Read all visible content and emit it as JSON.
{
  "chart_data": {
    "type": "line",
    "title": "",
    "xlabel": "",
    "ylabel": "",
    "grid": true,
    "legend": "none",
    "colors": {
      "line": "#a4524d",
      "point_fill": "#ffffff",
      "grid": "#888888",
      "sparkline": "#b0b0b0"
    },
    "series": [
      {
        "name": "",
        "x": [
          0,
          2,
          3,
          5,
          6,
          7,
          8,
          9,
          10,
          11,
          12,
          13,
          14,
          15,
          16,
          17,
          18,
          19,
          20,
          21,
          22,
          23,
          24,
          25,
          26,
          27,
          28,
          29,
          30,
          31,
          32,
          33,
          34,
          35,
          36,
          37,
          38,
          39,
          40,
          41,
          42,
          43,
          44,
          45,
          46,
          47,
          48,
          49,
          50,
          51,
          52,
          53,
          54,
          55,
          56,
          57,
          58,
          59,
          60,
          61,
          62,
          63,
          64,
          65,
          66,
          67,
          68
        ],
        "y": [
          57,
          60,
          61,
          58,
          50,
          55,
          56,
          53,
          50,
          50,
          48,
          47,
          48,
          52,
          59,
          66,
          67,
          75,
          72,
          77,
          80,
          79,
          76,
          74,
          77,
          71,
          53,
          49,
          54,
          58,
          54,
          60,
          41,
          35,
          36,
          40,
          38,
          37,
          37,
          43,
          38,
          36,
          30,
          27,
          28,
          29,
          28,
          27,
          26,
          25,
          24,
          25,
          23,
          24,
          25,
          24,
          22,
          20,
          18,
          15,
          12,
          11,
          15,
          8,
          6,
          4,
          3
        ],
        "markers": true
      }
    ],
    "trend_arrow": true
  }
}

..............................

» **What the task asks**:
Give only the number of lines in the entries above that hold the string "true".

» **Solution for this task**:
3